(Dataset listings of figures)
#####

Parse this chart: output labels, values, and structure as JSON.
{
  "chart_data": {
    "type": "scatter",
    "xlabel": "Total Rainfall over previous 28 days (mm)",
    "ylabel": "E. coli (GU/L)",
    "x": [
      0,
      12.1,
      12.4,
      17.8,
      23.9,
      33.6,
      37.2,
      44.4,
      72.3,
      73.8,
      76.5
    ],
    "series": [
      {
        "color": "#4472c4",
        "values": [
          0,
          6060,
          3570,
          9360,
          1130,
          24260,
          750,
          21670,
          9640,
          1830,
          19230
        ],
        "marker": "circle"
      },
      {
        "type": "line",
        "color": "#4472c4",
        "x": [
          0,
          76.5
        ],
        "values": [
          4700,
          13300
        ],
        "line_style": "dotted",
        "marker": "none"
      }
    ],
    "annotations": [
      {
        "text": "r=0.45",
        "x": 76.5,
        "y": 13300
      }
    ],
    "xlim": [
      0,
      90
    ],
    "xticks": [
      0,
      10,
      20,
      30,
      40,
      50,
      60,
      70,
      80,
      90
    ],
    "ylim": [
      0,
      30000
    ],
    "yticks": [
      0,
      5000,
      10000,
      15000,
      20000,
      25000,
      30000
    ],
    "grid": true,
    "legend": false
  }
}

#####

## THE EXERCISE:
Repeat all of the records above exactly as written.

## RESPONSE:
Parse this chart: output labels, values, and structure as JSON.
{
  "chart_data": {
    "type": "scatter",
    "xlabel": "Total Rainfall over previous 28 days (mm)",
    "ylabel": "E. coli (GU/L)",
    "x": [
      0,
      12.1,
      12.4,
      17.8,
      23.9,
      33.6,
      37.2,
      44.4,
      72.3,
      73.8,
      76.5
    ],
    "series": [
      {
        "color": "#4472c4",
        "values": [
          0,
          6060,
          3570,
          9360,
          1130,
          24260,
          750,
          21670,
          9640,
          1830,
          19230
        ],
        "marker": "circle"
      },
      {
        "type": "line",
        "color": "#4472c4",
        "x": [
          0,
          76.5
        ],
        "values": [
          4700,
          13300
        ],
        "line_style": "dotted",
        "marker": "none"
      }
    ],
    "annotations": [
      {
        "text": "r=0.45",
        "x": 76.5,
        "y": 13300
      }
    ],
    "xlim": [
      0,
      90
    ],
    "xticks": [
      0,
      10,
      20,
      30,
      40,
      50,
      60,
      70,
      80,
      90
    ],
    "ylim": [
      0,
      30000
    ],
    "yticks": [
      0,
      5000,
      10000,
      15000,
      20000,
      25000,
      30000
    ],
    "grid": true,
    "legend": false
  }
}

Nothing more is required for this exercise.